* What is required *
Determine the number of lines containing the word "místních", and state that figure alone.

[Dataset excerpt]
________________

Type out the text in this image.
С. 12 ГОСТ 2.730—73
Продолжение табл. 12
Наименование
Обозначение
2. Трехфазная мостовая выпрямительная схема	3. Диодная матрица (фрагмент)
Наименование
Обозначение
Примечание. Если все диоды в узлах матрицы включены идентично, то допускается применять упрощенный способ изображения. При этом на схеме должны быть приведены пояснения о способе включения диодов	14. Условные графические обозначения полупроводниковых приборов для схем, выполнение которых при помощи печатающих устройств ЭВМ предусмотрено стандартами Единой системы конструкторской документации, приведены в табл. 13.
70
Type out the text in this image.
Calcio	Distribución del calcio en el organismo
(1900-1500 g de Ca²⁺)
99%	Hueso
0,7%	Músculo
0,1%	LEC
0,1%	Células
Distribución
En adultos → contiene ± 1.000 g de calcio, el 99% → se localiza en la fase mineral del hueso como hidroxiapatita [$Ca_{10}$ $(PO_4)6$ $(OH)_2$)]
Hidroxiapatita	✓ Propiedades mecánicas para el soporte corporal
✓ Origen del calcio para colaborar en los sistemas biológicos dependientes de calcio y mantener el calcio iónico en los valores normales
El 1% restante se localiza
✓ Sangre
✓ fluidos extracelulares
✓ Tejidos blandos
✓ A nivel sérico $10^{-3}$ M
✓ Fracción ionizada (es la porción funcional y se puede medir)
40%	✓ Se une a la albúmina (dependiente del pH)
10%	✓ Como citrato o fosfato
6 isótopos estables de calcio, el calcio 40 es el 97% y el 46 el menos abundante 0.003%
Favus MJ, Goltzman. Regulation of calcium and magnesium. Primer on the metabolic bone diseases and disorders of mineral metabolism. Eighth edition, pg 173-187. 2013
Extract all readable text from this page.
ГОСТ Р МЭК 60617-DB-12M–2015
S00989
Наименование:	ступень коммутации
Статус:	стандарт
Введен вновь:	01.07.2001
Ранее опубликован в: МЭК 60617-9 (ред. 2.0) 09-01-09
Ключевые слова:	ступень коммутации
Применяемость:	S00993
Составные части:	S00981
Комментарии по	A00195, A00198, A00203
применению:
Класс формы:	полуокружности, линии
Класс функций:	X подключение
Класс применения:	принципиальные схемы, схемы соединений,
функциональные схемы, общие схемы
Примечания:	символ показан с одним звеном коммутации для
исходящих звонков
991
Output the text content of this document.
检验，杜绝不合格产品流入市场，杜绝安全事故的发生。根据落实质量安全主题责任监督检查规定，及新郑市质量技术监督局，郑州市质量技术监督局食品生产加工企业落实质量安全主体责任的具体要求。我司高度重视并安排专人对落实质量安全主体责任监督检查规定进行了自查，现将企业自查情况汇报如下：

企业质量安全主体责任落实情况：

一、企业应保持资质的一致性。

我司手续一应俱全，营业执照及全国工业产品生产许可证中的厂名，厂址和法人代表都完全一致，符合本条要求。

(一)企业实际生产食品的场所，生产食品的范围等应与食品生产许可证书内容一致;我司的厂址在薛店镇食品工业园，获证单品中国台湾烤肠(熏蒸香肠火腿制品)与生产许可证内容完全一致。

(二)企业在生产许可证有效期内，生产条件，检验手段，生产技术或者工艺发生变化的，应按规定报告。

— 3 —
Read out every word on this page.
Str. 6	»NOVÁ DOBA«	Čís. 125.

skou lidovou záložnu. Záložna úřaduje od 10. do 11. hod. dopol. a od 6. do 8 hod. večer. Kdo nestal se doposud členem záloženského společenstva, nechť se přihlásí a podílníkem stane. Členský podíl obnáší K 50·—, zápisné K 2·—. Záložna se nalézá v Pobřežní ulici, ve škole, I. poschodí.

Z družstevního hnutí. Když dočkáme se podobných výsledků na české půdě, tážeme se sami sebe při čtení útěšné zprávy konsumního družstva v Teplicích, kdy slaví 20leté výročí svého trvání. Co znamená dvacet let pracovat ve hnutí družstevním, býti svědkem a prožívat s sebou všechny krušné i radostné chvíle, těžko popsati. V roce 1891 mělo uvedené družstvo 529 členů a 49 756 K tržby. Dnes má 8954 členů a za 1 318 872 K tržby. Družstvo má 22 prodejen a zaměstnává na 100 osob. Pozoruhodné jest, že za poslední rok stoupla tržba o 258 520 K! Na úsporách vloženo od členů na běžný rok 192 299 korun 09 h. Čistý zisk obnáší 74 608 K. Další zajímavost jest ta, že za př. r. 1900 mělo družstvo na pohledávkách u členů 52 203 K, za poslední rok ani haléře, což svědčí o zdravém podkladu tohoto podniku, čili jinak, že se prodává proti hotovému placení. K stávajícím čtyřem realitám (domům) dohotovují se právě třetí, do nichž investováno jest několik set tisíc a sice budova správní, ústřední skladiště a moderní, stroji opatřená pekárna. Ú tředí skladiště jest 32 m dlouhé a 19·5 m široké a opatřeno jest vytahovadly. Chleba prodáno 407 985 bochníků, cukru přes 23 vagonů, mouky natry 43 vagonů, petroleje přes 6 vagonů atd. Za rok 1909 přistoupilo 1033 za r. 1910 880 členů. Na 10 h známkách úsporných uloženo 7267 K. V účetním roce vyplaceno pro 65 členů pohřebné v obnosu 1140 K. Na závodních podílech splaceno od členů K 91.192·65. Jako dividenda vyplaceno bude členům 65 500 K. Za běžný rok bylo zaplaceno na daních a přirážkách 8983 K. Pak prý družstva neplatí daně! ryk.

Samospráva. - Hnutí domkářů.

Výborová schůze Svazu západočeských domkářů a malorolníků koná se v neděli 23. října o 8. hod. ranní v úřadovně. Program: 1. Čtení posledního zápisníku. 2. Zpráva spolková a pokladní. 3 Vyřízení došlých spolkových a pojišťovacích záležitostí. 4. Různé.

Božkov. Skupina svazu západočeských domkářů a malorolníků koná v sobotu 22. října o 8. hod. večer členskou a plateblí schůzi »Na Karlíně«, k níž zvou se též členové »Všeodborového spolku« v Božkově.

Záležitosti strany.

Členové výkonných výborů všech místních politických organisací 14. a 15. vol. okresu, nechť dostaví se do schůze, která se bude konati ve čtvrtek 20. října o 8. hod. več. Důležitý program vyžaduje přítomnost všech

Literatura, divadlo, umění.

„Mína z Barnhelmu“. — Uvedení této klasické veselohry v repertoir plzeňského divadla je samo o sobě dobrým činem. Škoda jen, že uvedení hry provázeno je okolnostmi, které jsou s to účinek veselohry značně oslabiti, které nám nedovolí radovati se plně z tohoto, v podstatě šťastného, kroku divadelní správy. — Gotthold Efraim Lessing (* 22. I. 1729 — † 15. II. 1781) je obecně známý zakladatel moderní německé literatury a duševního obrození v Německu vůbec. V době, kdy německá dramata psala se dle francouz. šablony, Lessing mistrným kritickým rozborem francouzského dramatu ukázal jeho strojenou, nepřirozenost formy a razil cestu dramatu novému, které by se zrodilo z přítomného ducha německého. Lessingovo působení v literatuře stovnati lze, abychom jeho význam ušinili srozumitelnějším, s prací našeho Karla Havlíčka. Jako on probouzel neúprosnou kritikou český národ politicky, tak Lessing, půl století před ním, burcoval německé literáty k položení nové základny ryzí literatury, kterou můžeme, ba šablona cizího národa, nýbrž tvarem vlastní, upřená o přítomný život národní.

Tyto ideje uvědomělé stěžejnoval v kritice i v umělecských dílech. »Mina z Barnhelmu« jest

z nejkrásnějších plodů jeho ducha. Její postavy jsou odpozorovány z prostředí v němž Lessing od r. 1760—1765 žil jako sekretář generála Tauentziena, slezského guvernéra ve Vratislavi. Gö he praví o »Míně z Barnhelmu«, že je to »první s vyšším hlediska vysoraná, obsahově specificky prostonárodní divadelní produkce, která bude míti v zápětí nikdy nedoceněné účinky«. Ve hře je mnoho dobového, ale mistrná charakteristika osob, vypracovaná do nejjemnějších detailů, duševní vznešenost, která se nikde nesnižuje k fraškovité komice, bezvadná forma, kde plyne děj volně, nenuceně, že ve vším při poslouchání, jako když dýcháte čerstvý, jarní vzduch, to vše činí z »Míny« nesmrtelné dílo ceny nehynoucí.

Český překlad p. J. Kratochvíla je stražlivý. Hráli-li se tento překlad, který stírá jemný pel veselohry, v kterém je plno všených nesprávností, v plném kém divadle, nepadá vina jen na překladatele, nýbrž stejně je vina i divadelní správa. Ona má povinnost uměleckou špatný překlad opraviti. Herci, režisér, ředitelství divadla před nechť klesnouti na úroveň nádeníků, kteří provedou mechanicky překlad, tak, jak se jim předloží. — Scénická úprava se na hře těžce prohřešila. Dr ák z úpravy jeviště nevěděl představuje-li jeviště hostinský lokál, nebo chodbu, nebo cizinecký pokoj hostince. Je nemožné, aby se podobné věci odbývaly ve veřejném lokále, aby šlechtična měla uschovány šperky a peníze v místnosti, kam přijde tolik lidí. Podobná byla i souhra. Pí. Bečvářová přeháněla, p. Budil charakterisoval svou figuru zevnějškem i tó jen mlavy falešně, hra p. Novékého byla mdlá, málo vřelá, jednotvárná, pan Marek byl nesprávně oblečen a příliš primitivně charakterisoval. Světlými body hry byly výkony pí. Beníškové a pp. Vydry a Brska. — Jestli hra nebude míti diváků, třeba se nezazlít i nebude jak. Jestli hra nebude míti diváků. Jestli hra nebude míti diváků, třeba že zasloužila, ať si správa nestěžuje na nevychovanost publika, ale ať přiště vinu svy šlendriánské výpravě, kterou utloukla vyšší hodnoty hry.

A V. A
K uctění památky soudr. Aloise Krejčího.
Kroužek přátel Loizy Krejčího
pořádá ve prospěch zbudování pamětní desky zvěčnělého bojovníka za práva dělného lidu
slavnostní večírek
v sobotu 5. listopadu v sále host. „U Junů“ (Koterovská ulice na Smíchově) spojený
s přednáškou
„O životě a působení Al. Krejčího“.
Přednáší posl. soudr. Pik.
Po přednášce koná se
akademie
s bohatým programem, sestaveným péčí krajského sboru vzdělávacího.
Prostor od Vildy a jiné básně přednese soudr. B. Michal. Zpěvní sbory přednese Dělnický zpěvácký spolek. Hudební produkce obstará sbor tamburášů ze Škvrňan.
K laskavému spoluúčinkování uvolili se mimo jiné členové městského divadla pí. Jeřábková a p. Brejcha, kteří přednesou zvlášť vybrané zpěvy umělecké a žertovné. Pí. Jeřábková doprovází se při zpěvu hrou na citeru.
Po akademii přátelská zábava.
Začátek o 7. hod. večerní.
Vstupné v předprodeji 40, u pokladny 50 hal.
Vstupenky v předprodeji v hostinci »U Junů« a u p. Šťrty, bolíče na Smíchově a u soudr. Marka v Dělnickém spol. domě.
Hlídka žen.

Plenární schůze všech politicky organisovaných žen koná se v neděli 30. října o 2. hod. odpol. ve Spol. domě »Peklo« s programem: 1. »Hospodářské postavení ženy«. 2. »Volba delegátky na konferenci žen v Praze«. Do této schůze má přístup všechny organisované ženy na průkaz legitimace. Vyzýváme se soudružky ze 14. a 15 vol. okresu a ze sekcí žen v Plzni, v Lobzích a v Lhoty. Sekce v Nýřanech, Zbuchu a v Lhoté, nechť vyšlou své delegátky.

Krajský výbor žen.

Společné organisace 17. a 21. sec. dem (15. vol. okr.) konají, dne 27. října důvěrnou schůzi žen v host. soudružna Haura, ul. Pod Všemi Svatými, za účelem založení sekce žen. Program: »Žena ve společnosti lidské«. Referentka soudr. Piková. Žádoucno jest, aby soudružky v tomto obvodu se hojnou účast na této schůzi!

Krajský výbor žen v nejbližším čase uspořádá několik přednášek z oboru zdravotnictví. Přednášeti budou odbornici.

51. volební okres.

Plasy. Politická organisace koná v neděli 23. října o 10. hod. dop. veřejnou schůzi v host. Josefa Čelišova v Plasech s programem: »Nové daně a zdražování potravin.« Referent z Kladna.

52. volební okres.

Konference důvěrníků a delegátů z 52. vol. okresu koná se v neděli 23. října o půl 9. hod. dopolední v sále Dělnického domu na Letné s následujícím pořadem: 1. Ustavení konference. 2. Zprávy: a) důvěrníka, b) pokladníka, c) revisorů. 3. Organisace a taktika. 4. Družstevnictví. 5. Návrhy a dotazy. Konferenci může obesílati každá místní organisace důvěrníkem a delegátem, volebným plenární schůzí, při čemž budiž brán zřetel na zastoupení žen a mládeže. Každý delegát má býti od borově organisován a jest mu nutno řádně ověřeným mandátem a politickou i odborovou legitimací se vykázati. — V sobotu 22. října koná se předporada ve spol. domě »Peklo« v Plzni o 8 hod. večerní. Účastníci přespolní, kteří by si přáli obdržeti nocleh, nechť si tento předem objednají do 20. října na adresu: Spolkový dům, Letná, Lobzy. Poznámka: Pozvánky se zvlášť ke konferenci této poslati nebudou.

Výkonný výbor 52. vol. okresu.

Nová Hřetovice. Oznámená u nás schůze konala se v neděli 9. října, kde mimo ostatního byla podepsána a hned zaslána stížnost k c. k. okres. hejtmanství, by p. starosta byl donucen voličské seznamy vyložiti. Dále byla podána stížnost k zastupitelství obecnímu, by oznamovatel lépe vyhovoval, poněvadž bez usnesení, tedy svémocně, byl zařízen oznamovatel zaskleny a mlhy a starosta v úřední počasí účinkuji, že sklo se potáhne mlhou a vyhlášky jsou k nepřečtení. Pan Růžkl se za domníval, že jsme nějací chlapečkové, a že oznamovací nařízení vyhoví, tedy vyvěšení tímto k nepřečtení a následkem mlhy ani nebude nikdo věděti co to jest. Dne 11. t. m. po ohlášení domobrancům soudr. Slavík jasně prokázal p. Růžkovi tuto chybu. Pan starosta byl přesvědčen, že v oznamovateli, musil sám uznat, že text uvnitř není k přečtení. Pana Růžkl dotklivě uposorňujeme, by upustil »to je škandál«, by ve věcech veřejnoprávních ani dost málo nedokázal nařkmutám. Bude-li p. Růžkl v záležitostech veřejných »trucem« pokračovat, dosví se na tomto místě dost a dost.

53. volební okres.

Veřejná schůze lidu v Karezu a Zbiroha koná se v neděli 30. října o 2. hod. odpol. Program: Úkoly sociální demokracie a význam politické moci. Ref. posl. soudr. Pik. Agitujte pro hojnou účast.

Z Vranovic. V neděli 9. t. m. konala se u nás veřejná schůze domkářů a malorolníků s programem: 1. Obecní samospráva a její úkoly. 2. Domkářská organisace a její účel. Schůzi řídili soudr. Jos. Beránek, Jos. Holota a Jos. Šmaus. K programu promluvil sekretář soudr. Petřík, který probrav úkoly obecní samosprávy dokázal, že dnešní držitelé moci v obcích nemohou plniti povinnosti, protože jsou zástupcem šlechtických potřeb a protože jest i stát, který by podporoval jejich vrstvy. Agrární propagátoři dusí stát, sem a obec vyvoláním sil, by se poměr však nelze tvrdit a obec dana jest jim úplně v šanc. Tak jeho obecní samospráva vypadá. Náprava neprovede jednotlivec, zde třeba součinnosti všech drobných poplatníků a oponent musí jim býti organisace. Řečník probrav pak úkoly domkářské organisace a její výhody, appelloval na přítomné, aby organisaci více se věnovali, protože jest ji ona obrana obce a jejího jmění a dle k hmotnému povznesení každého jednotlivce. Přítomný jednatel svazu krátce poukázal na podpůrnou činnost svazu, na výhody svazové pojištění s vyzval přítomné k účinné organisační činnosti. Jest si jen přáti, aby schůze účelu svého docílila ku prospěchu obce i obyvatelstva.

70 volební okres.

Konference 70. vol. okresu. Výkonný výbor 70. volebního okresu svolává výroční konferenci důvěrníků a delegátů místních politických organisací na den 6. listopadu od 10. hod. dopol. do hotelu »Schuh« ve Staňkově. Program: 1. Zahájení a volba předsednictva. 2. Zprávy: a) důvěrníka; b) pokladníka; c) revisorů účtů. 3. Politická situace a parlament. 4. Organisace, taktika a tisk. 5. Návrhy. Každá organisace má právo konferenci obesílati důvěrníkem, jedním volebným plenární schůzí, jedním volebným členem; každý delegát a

________________

* Answer for the task *
2